-- Direction --
Identify and copy all lines of the material where the string "Home" is found.
# START OF Input
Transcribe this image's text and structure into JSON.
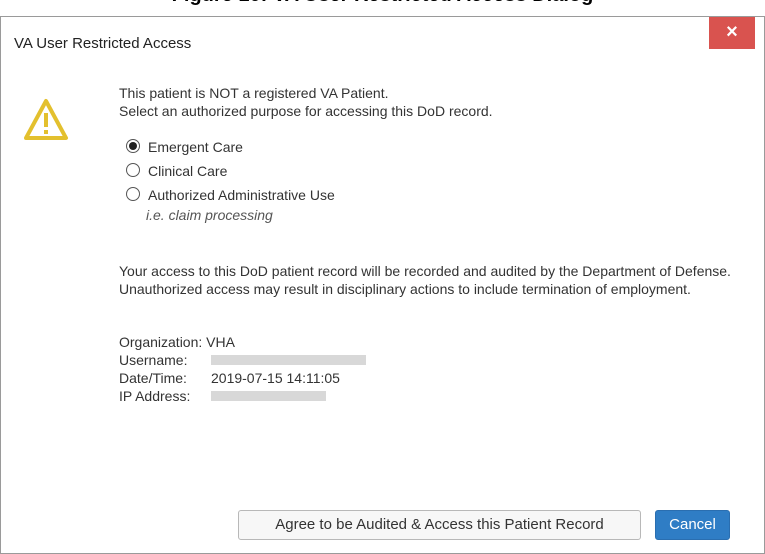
{
  "caption": "Figure 10: VA User Restricted Access Dialog",
  "dialog": {
    "title": "VA User Restricted Access",
    "close_label": "×"
  },
  "message": {
    "line1": "This patient is NOT a registered VA Patient.",
    "line2": "Select an authorized purpose for accessing this DoD record."
  },
  "options": [
    {
      "label": "Emergent Care",
      "checked": true
    },
    {
      "label": "Clinical Care",
      "checked": false
    },
    {
      "label": "Authorized Administrative Use",
      "checked": false,
      "note": "i.e. claim processing"
    }
  ],
  "audit_text": "Your access to this DoD patient record will be recorded and audited by the Department of Defense. Unauthorized access may result in disciplinary actions to include termination of employment.",
  "info": {
    "organization_label": "Organization:",
    "organization_value": "VHA",
    "username_label": "Username:",
    "datetime_label": "Date/Time:",
    "datetime_value": "2019-07-15 14:11:05",
    "ip_label": "IP Address:"
  },
  "buttons": {
    "agree": "Agree to be Audited & Access this Patient Record",
    "cancel": "Cancel"
  },
  "colors": {
    "close_button": "#d9534f",
    "cancel_button": "#2f7dc5",
    "warning_icon": "#e3c02e"
  },
  "icons": [
    "warning-icon",
    "close-icon",
    "radio-icon"
  ]
}
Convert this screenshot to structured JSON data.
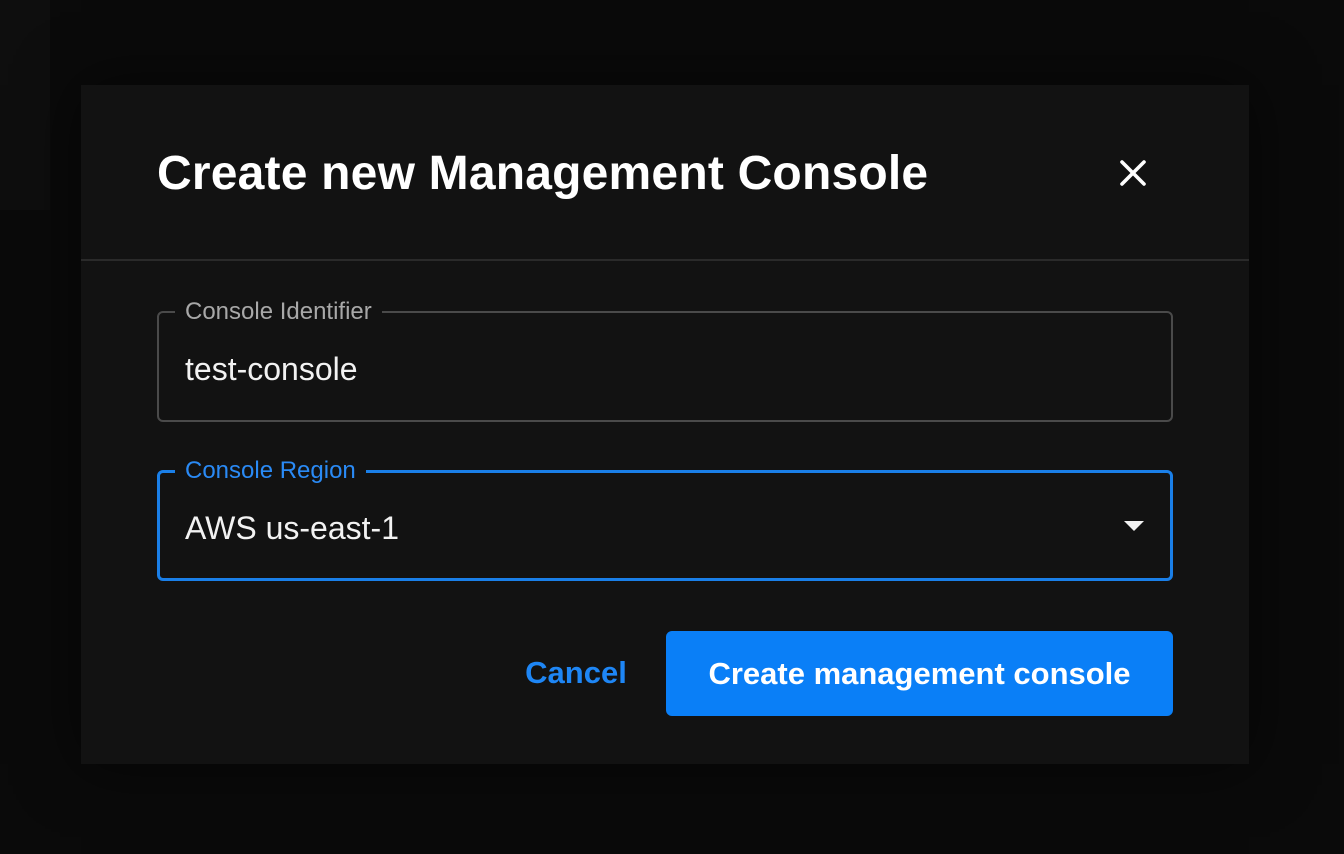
{
  "dialog": {
    "title": "Create new Management Console",
    "close_icon": "close-icon"
  },
  "form": {
    "identifier": {
      "label": "Console Identifier",
      "value": "test-console"
    },
    "region": {
      "label": "Console Region",
      "value": "AWS us-east-1",
      "icon": "chevron-down-icon",
      "focused": true
    }
  },
  "actions": {
    "cancel_label": "Cancel",
    "create_label": "Create management console"
  },
  "colors": {
    "accent": "#0a7ff7",
    "link": "#1e86f5",
    "surface": "#121212",
    "backdrop": "#0a0a0a"
  }
}
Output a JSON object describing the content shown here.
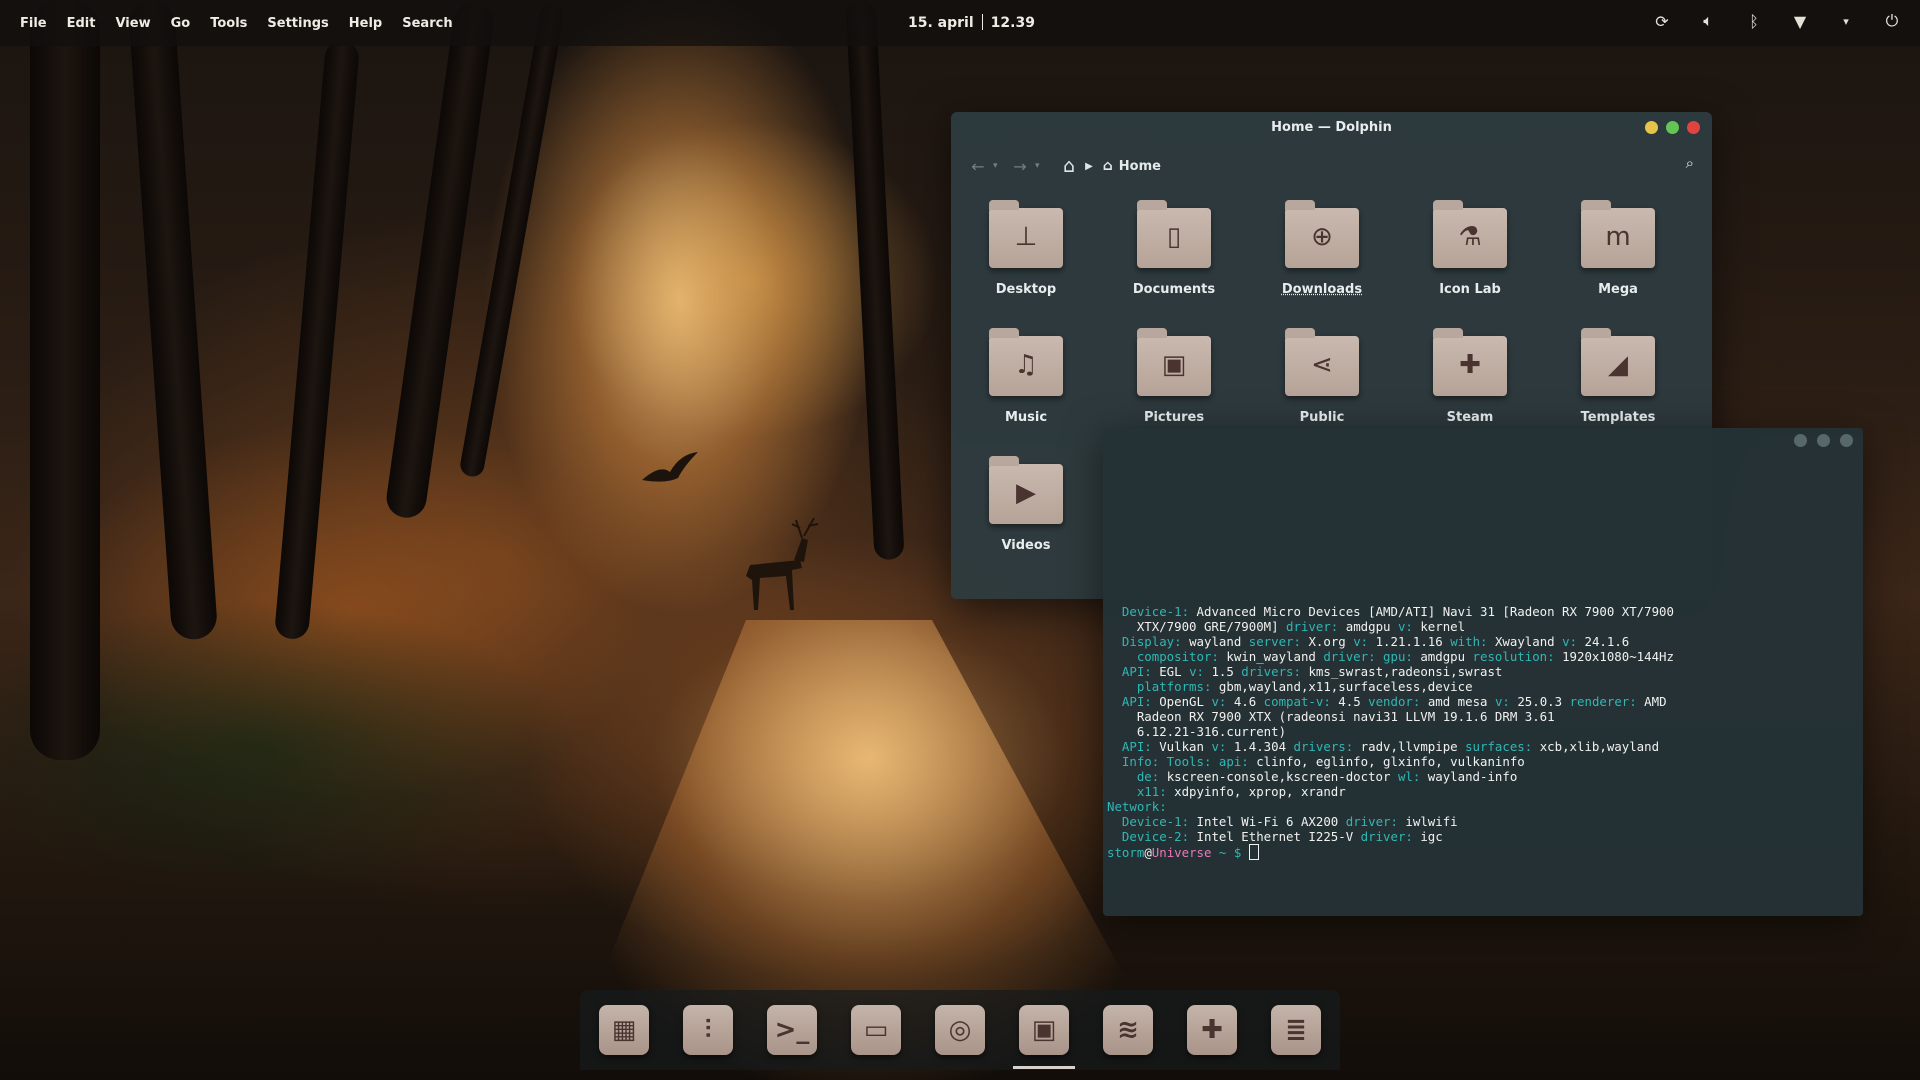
{
  "menu_bar": [
    "File",
    "Edit",
    "View",
    "Go",
    "Tools",
    "Settings",
    "Help",
    "Search"
  ],
  "clock": {
    "date": "15. april",
    "time": "12.39"
  },
  "tray_icons": [
    "sync-icon",
    "volume-icon",
    "bluetooth-icon",
    "wifi-icon",
    "chevron-down-icon",
    "power-icon"
  ],
  "dolphin": {
    "title": "Home — Dolphin",
    "breadcrumb": "Home",
    "window_controls": {
      "minimize": "#e6c34a",
      "maximize": "#62c554",
      "close": "#e0443e"
    },
    "items": [
      {
        "label": "Desktop",
        "icon": "desktop-folder-icon",
        "glyph": "⊥"
      },
      {
        "label": "Documents",
        "icon": "documents-folder-icon",
        "glyph": "▯"
      },
      {
        "label": "Downloads",
        "icon": "downloads-folder-icon",
        "glyph": "⊕"
      },
      {
        "label": "Icon Lab",
        "icon": "flask-folder-icon",
        "glyph": "⚗"
      },
      {
        "label": "Mega",
        "icon": "mega-folder-icon",
        "glyph": "m"
      },
      {
        "label": "Music",
        "icon": "music-folder-icon",
        "glyph": "♫"
      },
      {
        "label": "Pictures",
        "icon": "pictures-folder-icon",
        "glyph": "▣"
      },
      {
        "label": "Public",
        "icon": "share-folder-icon",
        "glyph": "⋖"
      },
      {
        "label": "Steam",
        "icon": "gamepad-folder-icon",
        "glyph": "✚"
      },
      {
        "label": "Templates",
        "icon": "templates-folder-icon",
        "glyph": "◢"
      },
      {
        "label": "Videos",
        "icon": "videos-folder-icon",
        "glyph": "▶"
      }
    ]
  },
  "terminal": {
    "lines": [
      [
        {
          "c": "k",
          "t": "  Device-1: "
        },
        {
          "c": "v",
          "t": "Advanced Micro Devices [AMD/ATI] Navi 31 [Radeon RX 7900 XT/7900"
        }
      ],
      [
        {
          "c": "v",
          "t": "    XTX/7900 GRE/7900M] "
        },
        {
          "c": "k",
          "t": "driver: "
        },
        {
          "c": "v",
          "t": "amdgpu "
        },
        {
          "c": "k",
          "t": "v: "
        },
        {
          "c": "v",
          "t": "kernel"
        }
      ],
      [
        {
          "c": "k",
          "t": "  Display: "
        },
        {
          "c": "v",
          "t": "wayland "
        },
        {
          "c": "k",
          "t": "server: "
        },
        {
          "c": "v",
          "t": "X.org "
        },
        {
          "c": "k",
          "t": "v: "
        },
        {
          "c": "v",
          "t": "1.21.1.16 "
        },
        {
          "c": "k",
          "t": "with: "
        },
        {
          "c": "v",
          "t": "Xwayland "
        },
        {
          "c": "k",
          "t": "v: "
        },
        {
          "c": "v",
          "t": "24.1.6"
        }
      ],
      [
        {
          "c": "k",
          "t": "    compositor: "
        },
        {
          "c": "v",
          "t": "kwin_wayland "
        },
        {
          "c": "k",
          "t": "driver: gpu: "
        },
        {
          "c": "v",
          "t": "amdgpu "
        },
        {
          "c": "k",
          "t": "resolution: "
        },
        {
          "c": "v",
          "t": "1920x1080~144Hz"
        }
      ],
      [
        {
          "c": "k",
          "t": "  API: "
        },
        {
          "c": "v",
          "t": "EGL "
        },
        {
          "c": "k",
          "t": "v: "
        },
        {
          "c": "v",
          "t": "1.5 "
        },
        {
          "c": "k",
          "t": "drivers: "
        },
        {
          "c": "v",
          "t": "kms_swrast,radeonsi,swrast"
        }
      ],
      [
        {
          "c": "k",
          "t": "    platforms: "
        },
        {
          "c": "v",
          "t": "gbm,wayland,x11,surfaceless,device"
        }
      ],
      [
        {
          "c": "k",
          "t": "  API: "
        },
        {
          "c": "v",
          "t": "OpenGL "
        },
        {
          "c": "k",
          "t": "v: "
        },
        {
          "c": "v",
          "t": "4.6 "
        },
        {
          "c": "k",
          "t": "compat-v: "
        },
        {
          "c": "v",
          "t": "4.5 "
        },
        {
          "c": "k",
          "t": "vendor: "
        },
        {
          "c": "v",
          "t": "amd mesa "
        },
        {
          "c": "k",
          "t": "v: "
        },
        {
          "c": "v",
          "t": "25.0.3 "
        },
        {
          "c": "k",
          "t": "renderer: "
        },
        {
          "c": "v",
          "t": "AMD"
        }
      ],
      [
        {
          "c": "v",
          "t": "    Radeon RX 7900 XTX (radeonsi navi31 LLVM 19.1.6 DRM 3.61"
        }
      ],
      [
        {
          "c": "v",
          "t": "    6.12.21-316.current)"
        }
      ],
      [
        {
          "c": "k",
          "t": "  API: "
        },
        {
          "c": "v",
          "t": "Vulkan "
        },
        {
          "c": "k",
          "t": "v: "
        },
        {
          "c": "v",
          "t": "1.4.304 "
        },
        {
          "c": "k",
          "t": "drivers: "
        },
        {
          "c": "v",
          "t": "radv,llvmpipe "
        },
        {
          "c": "k",
          "t": "surfaces: "
        },
        {
          "c": "v",
          "t": "xcb,xlib,wayland"
        }
      ],
      [
        {
          "c": "k",
          "t": "  Info: Tools: api: "
        },
        {
          "c": "v",
          "t": "clinfo, eglinfo, glxinfo, vulkaninfo"
        }
      ],
      [
        {
          "c": "k",
          "t": "    de: "
        },
        {
          "c": "v",
          "t": "kscreen-console,kscreen-doctor "
        },
        {
          "c": "k",
          "t": "wl: "
        },
        {
          "c": "v",
          "t": "wayland-info"
        }
      ],
      [
        {
          "c": "k",
          "t": "    x11: "
        },
        {
          "c": "v",
          "t": "xdpyinfo, xprop, xrandr"
        }
      ],
      [
        {
          "c": "sec",
          "t": "Network:"
        }
      ],
      [
        {
          "c": "k",
          "t": "  Device-1: "
        },
        {
          "c": "v",
          "t": "Intel Wi-Fi 6 AX200 "
        },
        {
          "c": "k",
          "t": "driver: "
        },
        {
          "c": "v",
          "t": "iwlwifi"
        }
      ],
      [
        {
          "c": "k",
          "t": "  Device-2: "
        },
        {
          "c": "v",
          "t": "Intel Ethernet I225-V "
        },
        {
          "c": "k",
          "t": "driver: "
        },
        {
          "c": "v",
          "t": "igc"
        }
      ]
    ],
    "prompt": {
      "user": "storm",
      "at": "@",
      "host": "Universe",
      "rest": " ~ $ "
    }
  },
  "dock": [
    {
      "name": "app-grid-icon",
      "glyph": "▦"
    },
    {
      "name": "mixer-icon",
      "glyph": "⫶"
    },
    {
      "name": "terminal-icon",
      "glyph": ">_"
    },
    {
      "name": "briefcase-icon",
      "glyph": "▭"
    },
    {
      "name": "browser-icon",
      "glyph": "◎"
    },
    {
      "name": "files-icon",
      "glyph": "▣",
      "active": true
    },
    {
      "name": "rss-icon",
      "glyph": "≋"
    },
    {
      "name": "gamepad-icon",
      "glyph": "✚"
    },
    {
      "name": "layers-icon",
      "glyph": "≣"
    }
  ]
}
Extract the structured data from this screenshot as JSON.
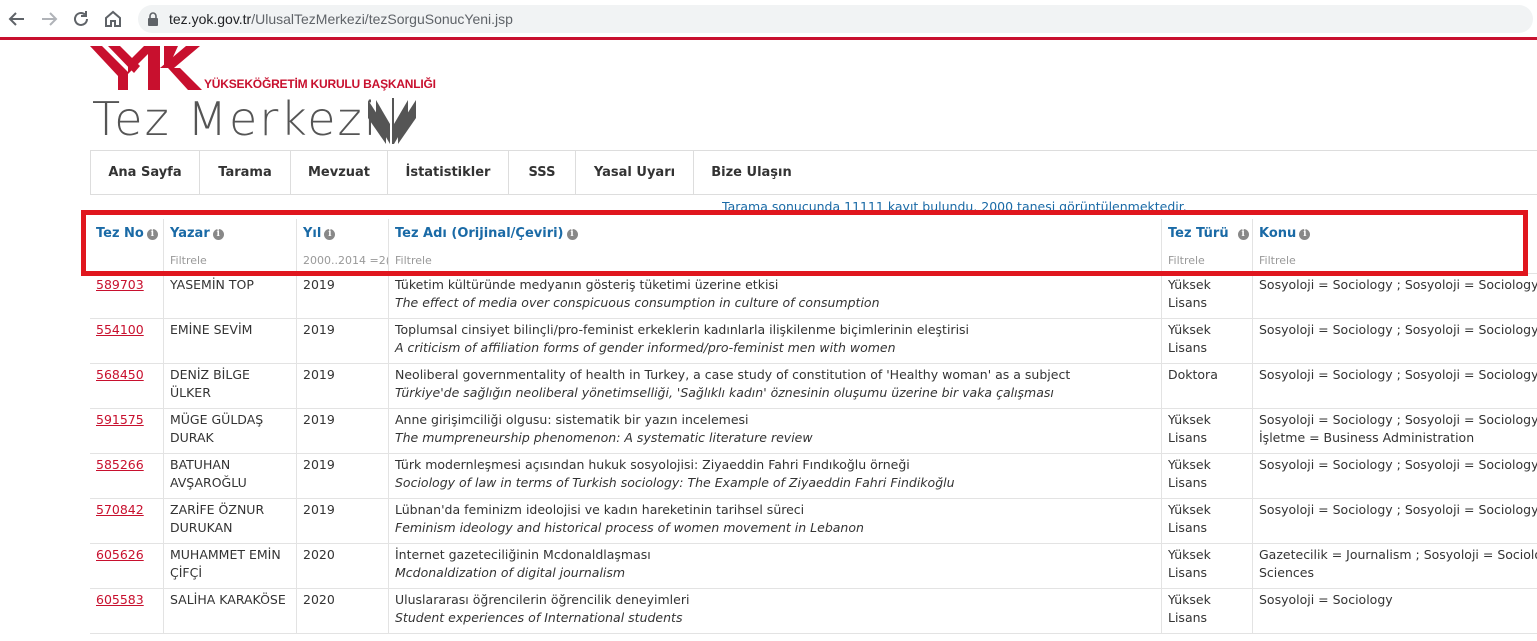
{
  "browser": {
    "url_host": "tez.yok.gov.tr",
    "url_path": "/UlusalTezMerkezi/tezSorguSonucYeni.jsp"
  },
  "header": {
    "org_name": "YÜKSEKÖĞRETİM KURULU BAŞKANLIĞI",
    "title": "Tez Merkezi"
  },
  "menu": [
    {
      "label": "Ana Sayfa"
    },
    {
      "label": "Tarama"
    },
    {
      "label": "Mevzuat"
    },
    {
      "label": "İstatistikler"
    },
    {
      "label": "SSS"
    },
    {
      "label": "Yasal Uyarı"
    },
    {
      "label": "Bize Ulaşın"
    }
  ],
  "result_info": "Tarama sonucunda 11111 kayıt bulundu. 2000 tanesi görüntülenmektedir.",
  "table": {
    "columns": [
      {
        "label": "Tez No",
        "info": "i"
      },
      {
        "label": "Yazar",
        "info": "i"
      },
      {
        "label": "Yıl",
        "info": "i"
      },
      {
        "label": "Tez Adı (Orijinal/Çeviri)",
        "info": "i"
      },
      {
        "label": "Tez Türü",
        "info": "i"
      },
      {
        "label": "Konu",
        "info": "i"
      }
    ],
    "filters": [
      {
        "placeholder": "",
        "value": ""
      },
      {
        "placeholder": "Filtrele",
        "value": ""
      },
      {
        "placeholder": "",
        "value": "2000..2014 =2("
      },
      {
        "placeholder": "Filtrele",
        "value": ""
      },
      {
        "placeholder": "Filtrele",
        "value": ""
      },
      {
        "placeholder": "Filtrele",
        "value": ""
      }
    ],
    "rows": [
      {
        "no": "589703",
        "author": [
          "YASEMİN TOP"
        ],
        "year": "2019",
        "title_tr": "Tüketim kültüründe medyanın gösteriş tüketimi üzerine etkisi",
        "title_en": "The effect of media over conspicuous consumption in culture of consumption",
        "type": [
          "Yüksek",
          "Lisans"
        ],
        "subject": [
          "Sosyoloji = Sociology ; Sosyoloji = Sociology"
        ]
      },
      {
        "no": "554100",
        "author": [
          "EMİNE SEVİM"
        ],
        "year": "2019",
        "title_tr": "Toplumsal cinsiyet bilinçli/pro-feminist erkeklerin kadınlarla ilişkilenme biçimlerinin eleştirisi",
        "title_en": "A criticism of affiliation forms of gender informed/pro-feminist men with women",
        "type": [
          "Yüksek",
          "Lisans"
        ],
        "subject": [
          "Sosyoloji = Sociology ; Sosyoloji = Sociology"
        ]
      },
      {
        "no": "568450",
        "author": [
          "DENİZ BİLGE",
          "ÜLKER"
        ],
        "year": "2019",
        "title_tr": "Neoliberal governmentality of health in Turkey, a case study of constitution of 'Healthy woman' as a subject",
        "title_en": "Türkiye'de sağlığın neoliberal yönetimselliği, 'Sağlıklı kadın' öznesinin oluşumu üzerine bir vaka çalışması",
        "type": [
          "Doktora"
        ],
        "subject": [
          "Sosyoloji = Sociology ; Sosyoloji = Sociology"
        ]
      },
      {
        "no": "591575",
        "author": [
          "MÜGE GÜLDAŞ",
          "DURAK"
        ],
        "year": "2019",
        "title_tr": "Anne girişimciliği olgusu: sistematik bir yazın incelemesi",
        "title_en": "The mumpreneurship phenomenon: A systematic literature review",
        "type": [
          "Yüksek",
          "Lisans"
        ],
        "subject": [
          "Sosyoloji = Sociology ; Sosyoloji = Sociology",
          "İşletme = Business Administration"
        ]
      },
      {
        "no": "585266",
        "author": [
          "BATUHAN",
          "AVŞAROĞLU"
        ],
        "year": "2019",
        "title_tr": "Türk modernleşmesi açısından hukuk sosyolojisi: Ziyaeddin Fahri Fındıkoğlu örneği",
        "title_en": "Sociology of law in terms of Turkish sociology: The Example of Ziyaeddin Fahri Findikoğlu",
        "type": [
          "Yüksek",
          "Lisans"
        ],
        "subject": [
          "Sosyoloji = Sociology ; Sosyoloji = Sociology"
        ]
      },
      {
        "no": "570842",
        "author": [
          "ZARİFE ÖZNUR",
          "DURUKAN"
        ],
        "year": "2019",
        "title_tr": "Lübnan'da feminizm ideolojisi ve kadın hareketinin tarihsel süreci",
        "title_en": "Feminism ideology and historical process of women movement in Lebanon",
        "type": [
          "Yüksek",
          "Lisans"
        ],
        "subject": [
          "Sosyoloji = Sociology ; Sosyoloji = Sociology"
        ]
      },
      {
        "no": "605626",
        "author": [
          "MUHAMMET EMİN",
          "ÇİFÇİ"
        ],
        "year": "2020",
        "title_tr": "İnternet gazeteciliğinin Mcdonaldlaşması",
        "title_en": "Mcdonaldization of digital journalism",
        "type": [
          "Yüksek",
          "Lisans"
        ],
        "subject": [
          "Gazetecilik = Journalism ; Sosyoloji = Sociology",
          "Sciences"
        ]
      },
      {
        "no": "605583",
        "author": [
          "SALİHA KARAKÖSE"
        ],
        "year": "2020",
        "title_tr": "Uluslararası öğrencilerin öğrencilik deneyimleri",
        "title_en": "Student experiences of International students",
        "type": [
          "Yüksek",
          "Lisans"
        ],
        "subject": [
          "Sosyoloji = Sociology"
        ]
      }
    ]
  }
}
# END OF Input
-- Exercise output --
    "title": "Home — Dolphin",
    "breadcrumb": "Home",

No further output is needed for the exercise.